What to produce: Repeat, word for word, the line with "Transcribe this image's" and each one after it to the end. No picture goes into the copy.

Exercise input:
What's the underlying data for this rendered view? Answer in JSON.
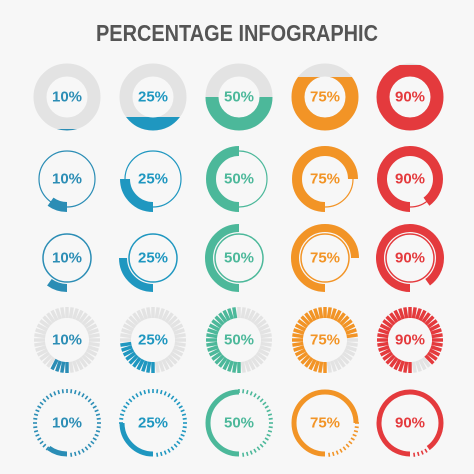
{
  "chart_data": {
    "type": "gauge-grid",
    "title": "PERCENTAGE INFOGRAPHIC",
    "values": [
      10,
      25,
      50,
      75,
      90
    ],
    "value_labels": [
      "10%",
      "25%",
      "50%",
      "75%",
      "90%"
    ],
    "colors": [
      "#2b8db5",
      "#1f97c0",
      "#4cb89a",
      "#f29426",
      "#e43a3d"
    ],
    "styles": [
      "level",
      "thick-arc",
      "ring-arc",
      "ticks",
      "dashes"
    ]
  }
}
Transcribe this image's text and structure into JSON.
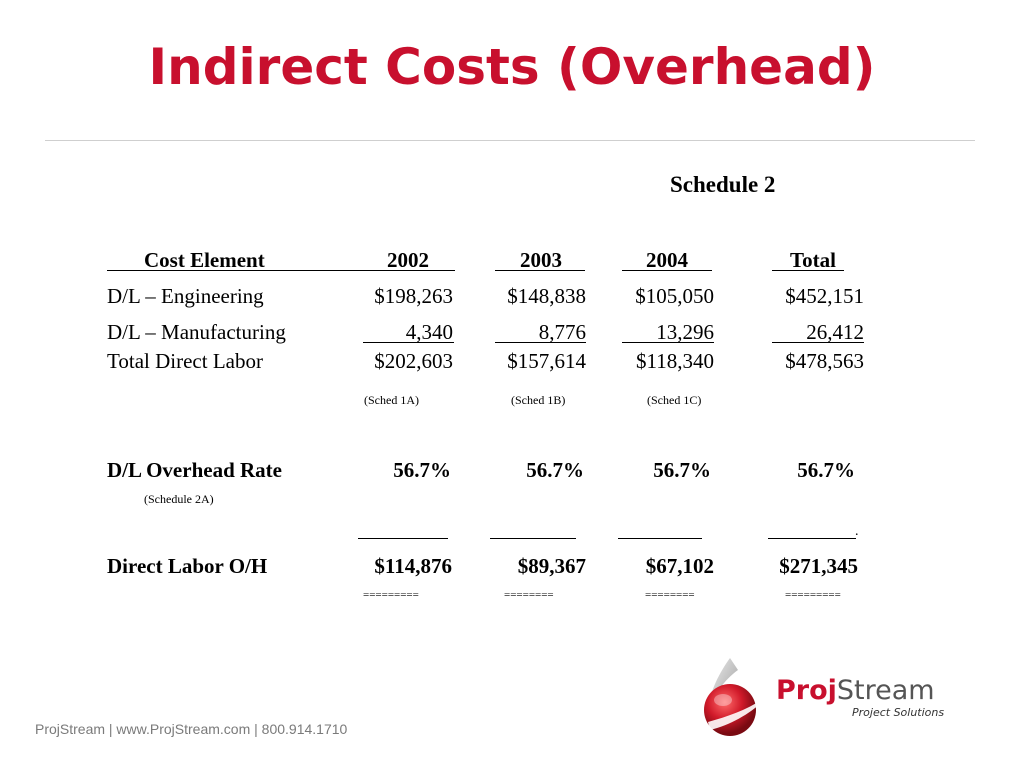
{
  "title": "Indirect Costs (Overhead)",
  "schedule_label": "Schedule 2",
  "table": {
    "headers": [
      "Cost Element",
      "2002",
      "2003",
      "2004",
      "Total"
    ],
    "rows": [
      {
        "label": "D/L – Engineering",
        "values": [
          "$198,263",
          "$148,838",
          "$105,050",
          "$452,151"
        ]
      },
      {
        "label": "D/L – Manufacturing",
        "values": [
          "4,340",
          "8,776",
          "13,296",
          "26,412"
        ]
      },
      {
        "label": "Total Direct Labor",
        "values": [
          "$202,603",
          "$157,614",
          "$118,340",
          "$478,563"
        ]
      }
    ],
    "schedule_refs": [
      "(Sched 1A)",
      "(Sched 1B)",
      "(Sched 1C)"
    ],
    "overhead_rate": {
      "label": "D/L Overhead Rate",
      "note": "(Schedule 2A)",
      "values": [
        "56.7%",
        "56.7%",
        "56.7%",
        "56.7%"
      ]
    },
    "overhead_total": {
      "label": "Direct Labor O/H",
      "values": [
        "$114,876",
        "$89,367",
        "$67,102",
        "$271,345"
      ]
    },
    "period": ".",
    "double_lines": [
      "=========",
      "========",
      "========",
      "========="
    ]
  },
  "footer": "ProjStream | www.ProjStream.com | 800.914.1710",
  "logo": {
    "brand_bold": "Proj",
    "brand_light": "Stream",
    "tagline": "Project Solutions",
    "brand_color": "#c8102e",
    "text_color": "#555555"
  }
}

Exercise output:
Transcribe this image's text and structure into JSON.
{
  "title": "Indirect Costs (Overhead)",
  "schedule_label": "Schedule 2",
  "table": {
    "headers": [
      "Cost Element",
      "2002",
      "2003",
      "2004",
      "Total"
    ],
    "rows": [
      {
        "label": "D/L – Engineering",
        "values": [
          "$198,263",
          "$148,838",
          "$105,050",
          "$452,151"
        ]
      },
      {
        "label": "D/L – Manufacturing",
        "values": [
          "4,340",
          "8,776",
          "13,296",
          "26,412"
        ]
      },
      {
        "label": "Total Direct Labor",
        "values": [
          "$202,603",
          "$157,614",
          "$118,340",
          "$478,563"
        ]
      }
    ],
    "schedule_refs": [
      "(Sched 1A)",
      "(Sched 1B)",
      "(Sched 1C)"
    ],
    "overhead_rate": {
      "label": "D/L Overhead Rate",
      "note": "(Schedule 2A)",
      "values": [
        "56.7%",
        "56.7%",
        "56.7%",
        "56.7%"
      ]
    },
    "overhead_total": {
      "label": "Direct Labor O/H",
      "values": [
        "$114,876",
        "$89,367",
        "$67,102",
        "$271,345"
      ]
    },
    "period": ".",
    "double_lines": [
      "=========",
      "========",
      "========",
      "========="
    ]
  },
  "footer": "ProjStream | www.ProjStream.com | 800.914.1710",
  "logo": {
    "brand_bold": "Proj",
    "brand_light": "Stream",
    "tagline": "Project Solutions",
    "brand_color": "#c8102e",
    "text_color": "#555555"
  }
}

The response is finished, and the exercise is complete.